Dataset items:
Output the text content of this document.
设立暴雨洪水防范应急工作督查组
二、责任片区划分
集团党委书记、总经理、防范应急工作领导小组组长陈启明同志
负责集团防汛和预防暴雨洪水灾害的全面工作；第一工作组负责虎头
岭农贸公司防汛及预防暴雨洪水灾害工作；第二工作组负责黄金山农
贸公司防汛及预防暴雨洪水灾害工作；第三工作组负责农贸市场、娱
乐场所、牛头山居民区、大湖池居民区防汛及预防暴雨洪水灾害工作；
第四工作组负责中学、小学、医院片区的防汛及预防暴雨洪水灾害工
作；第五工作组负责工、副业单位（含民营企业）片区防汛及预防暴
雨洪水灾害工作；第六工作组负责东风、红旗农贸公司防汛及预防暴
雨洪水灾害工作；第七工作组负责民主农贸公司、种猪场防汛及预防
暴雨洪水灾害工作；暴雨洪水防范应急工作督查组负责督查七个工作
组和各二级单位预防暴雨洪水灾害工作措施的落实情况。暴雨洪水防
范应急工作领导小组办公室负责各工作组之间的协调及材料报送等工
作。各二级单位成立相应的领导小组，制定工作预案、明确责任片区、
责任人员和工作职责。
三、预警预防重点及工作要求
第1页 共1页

◆ **YOUR INSTRUCTIONS**: Without changing a word, restate the whole listing.

◆ **CORRECT RESPONSE**:
Output the text content of this document.
设立暴雨洪水防范应急工作督查组
二、责任片区划分
集团党委书记、总经理、防范应急工作领导小组组长陈启明同志
负责集团防汛和预防暴雨洪水灾害的全面工作；第一工作组负责虎头
岭农贸公司防汛及预防暴雨洪水灾害工作；第二工作组负责黄金山农
贸公司防汛及预防暴雨洪水灾害工作；第三工作组负责农贸市场、娱
乐场所、牛头山居民区、大湖池居民区防汛及预防暴雨洪水灾害工作；
第四工作组负责中学、小学、医院片区的防汛及预防暴雨洪水灾害工
作；第五工作组负责工、副业单位（含民营企业）片区防汛及预防暴
雨洪水灾害工作；第六工作组负责东风、红旗农贸公司防汛及预防暴
雨洪水灾害工作；第七工作组负责民主农贸公司、种猪场防汛及预防
暴雨洪水灾害工作；暴雨洪水防范应急工作督查组负责督查七个工作
组和各二级单位预防暴雨洪水灾害工作措施的落实情况。暴雨洪水防
范应急工作领导小组办公室负责各工作组之间的协调及材料报送等工
作。各二级单位成立相应的领导小组，制定工作预案、明确责任片区、
责任人员和工作职责。
三、预警预防重点及工作要求
第1页 共1页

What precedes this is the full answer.